── GIVEN TEXT

Phylogenetic analysis further demonstrated that several indigenous isolates clustered closely with international strains such as Egy-4-CAV and Arg728, while others showed similarity with the Del-Ross vaccine strain. Similar clustering patterns have been reported in previous molecular characterization studies of CAV circulating in poultry populations as shown in Figure 2 [1] [3]. These findings indicate that indigenous isolates share evolutionary relationships with previously reported strains and may have originated from common ancestral lineages.
Analysis of physicochemical properties revealed differences in stability and structural characteristics among OP12, OP14, and the Nobilis strain. All three proteins exhibited instability index values above the stability threshold, indicating predicted structural instability. Such behavior has also been reported for several viral proteins that require structural flexibility for effective host interaction and viral assembly [11]. Furthermore, negative GRAVY values indicated that all proteins are hydrophilic, which may facilitate their interaction with host cellular components.

────

• _BRIEF A_
Do these statements agree with the CAV isolate passage? Answer yes or no for each and quote the deciding words. (i) Some indigenous isolates clustered closely with Egy-4-CAV and Arg728. (ii) The instability index values of OP12, OP14, and the Nobilis strain fell below the stability threshold. (iii) The GRAVY values showed that the proteins are hydrophobic.
• _BRIEF B_
In the CAV isolate passage, which vaccine strain did some indigenous isolates resemble?
• _BRIEF C_
Write the next part of the CAV isolate passage, beginning after its final sentence.

── SUPPLIED MATERIAL

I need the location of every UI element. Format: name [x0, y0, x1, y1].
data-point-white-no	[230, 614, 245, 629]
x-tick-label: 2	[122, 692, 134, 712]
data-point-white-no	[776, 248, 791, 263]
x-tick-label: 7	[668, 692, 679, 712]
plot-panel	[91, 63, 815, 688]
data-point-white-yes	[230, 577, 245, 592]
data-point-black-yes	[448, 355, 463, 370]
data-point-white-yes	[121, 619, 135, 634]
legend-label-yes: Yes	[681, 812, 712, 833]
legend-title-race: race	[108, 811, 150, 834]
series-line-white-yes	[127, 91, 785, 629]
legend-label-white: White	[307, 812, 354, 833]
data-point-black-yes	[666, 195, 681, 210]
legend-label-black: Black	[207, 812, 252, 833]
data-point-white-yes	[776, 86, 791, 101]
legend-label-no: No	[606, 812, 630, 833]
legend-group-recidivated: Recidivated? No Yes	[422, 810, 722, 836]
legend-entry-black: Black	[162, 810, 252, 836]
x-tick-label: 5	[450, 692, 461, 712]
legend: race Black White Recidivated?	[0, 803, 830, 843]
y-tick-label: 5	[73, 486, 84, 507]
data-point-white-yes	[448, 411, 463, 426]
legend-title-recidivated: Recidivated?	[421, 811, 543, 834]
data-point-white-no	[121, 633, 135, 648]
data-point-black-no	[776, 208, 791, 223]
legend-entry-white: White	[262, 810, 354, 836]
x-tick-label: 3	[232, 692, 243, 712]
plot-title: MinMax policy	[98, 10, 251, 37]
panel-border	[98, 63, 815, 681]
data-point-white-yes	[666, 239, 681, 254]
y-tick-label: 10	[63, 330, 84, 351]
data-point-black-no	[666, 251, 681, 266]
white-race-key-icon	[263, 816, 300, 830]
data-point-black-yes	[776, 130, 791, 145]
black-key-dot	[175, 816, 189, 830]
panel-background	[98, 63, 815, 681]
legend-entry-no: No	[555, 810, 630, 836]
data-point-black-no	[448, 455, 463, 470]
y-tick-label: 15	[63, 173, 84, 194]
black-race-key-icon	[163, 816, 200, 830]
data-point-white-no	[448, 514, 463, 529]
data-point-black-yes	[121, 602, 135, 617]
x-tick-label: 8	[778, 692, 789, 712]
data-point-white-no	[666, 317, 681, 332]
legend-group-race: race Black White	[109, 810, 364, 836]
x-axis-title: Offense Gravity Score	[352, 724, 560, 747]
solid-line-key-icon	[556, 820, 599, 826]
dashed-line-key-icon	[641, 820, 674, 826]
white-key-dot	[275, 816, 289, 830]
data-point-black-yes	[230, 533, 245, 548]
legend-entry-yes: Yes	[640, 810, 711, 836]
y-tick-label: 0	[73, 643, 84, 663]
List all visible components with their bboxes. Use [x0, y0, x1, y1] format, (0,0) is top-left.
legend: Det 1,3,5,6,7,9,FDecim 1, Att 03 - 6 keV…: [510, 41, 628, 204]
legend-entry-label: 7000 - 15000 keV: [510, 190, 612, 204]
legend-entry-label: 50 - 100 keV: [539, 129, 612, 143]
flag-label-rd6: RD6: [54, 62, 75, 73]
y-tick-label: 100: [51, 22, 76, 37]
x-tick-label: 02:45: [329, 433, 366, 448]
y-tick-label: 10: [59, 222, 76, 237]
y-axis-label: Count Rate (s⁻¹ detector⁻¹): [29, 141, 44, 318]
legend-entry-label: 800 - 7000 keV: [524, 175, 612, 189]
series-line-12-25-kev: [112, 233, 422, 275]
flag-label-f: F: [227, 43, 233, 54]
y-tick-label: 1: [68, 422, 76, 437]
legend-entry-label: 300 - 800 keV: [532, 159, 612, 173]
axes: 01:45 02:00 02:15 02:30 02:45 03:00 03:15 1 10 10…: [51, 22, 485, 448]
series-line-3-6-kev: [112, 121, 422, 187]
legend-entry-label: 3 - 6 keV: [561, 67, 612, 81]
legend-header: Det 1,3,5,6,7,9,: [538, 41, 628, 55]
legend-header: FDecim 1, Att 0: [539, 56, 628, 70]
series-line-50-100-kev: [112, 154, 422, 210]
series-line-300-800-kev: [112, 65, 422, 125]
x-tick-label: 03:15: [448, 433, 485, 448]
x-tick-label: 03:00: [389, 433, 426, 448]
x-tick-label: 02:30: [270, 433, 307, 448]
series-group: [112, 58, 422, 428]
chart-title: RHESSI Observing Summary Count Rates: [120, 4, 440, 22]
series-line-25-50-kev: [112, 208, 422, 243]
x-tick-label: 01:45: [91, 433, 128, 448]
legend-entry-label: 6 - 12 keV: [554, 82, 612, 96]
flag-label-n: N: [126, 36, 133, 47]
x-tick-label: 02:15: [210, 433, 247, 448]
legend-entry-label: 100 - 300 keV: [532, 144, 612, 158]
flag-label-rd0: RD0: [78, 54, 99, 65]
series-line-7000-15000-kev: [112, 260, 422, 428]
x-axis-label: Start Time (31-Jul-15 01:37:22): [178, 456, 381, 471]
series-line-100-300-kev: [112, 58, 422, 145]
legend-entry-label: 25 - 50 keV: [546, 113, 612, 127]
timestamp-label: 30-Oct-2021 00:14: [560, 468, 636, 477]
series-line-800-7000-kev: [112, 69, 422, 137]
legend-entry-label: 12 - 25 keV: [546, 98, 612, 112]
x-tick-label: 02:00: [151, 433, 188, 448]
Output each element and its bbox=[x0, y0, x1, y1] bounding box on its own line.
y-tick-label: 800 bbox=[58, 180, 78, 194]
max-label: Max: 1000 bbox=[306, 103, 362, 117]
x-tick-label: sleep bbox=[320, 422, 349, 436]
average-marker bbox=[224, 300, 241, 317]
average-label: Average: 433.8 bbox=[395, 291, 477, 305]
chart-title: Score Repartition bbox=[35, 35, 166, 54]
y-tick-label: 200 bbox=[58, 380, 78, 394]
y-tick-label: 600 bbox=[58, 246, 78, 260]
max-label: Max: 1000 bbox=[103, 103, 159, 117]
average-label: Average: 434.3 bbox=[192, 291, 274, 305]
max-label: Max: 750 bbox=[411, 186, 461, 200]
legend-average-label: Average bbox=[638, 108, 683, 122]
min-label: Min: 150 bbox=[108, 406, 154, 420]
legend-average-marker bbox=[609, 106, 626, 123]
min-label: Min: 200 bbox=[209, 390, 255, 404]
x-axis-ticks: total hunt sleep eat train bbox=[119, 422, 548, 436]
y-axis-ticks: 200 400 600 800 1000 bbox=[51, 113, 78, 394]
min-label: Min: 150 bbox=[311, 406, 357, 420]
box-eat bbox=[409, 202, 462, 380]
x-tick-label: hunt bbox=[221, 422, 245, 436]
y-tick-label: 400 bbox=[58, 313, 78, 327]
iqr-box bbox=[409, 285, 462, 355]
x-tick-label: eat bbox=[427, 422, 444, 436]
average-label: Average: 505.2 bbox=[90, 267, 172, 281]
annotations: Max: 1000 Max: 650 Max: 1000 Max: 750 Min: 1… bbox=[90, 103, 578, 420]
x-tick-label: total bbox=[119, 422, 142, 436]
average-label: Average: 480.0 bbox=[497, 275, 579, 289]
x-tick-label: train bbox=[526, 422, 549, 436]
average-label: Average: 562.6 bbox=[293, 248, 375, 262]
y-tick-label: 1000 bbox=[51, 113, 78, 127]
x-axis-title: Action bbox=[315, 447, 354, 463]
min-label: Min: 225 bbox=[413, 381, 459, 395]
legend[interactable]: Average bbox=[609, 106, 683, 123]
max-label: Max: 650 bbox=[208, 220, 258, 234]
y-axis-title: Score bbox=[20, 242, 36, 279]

────

• _ANSWER SECTION A_
(i) Yes: "several indigenous isolates clustered closely with international strains such as Egy-4-CAV and Arg728"
(ii) No: "All three proteins exhibited instability index values above the stability threshold"
(iii) No: "negative GRAVY values indicated that all proteins are hydrophilic"

• _ANSWER SECTION B_
The Del-Ross vaccine strain.

• _ANSWER SECTION C_
Three-dimensional structural modeling of VP1 proteins revealed similar overall folding patterns among indigenous isolates and the vaccine strain. The use of deep learning-based structure prediction tools such as AlphaFold2 has significantly improved the accuracy of protein structure prediction and is increasingly used in structural bioinformatics studies [10] [12]. The predicted structural similarity among the analyzed proteins suggests structural conservation within the VP1 capsid protein.
Conformational B-cell epitope prediction identified several surface-exposed antigenic regions in the VP1 protein structures. These epitopes were distributed across different regions of the protein and were located on surface-accessible areas. Surface-exposed residues are important for antibody recognition and immune response generation. Structure-based epitope prediction tools such as ElliPro have previously been used for identifying potential antigenic determinants in viral proteins [1].
The molecular docking was carried out to examine the interaction of VP1 proteins with Toll-like receptor 3 (TLR3), which is a key factor in innate antiviral immunity [14]. The docking results showed that OP12 and the Nobilis strain exhibited more favorable binding energy scores compared with OP14. Protein–protein docking tools such as ClusPro are widely used to predict molecular interactions between proteins and to analyze binding conformations [17]. These results suggest that structural variations in VP1 may influence its interaction with host immune receptors.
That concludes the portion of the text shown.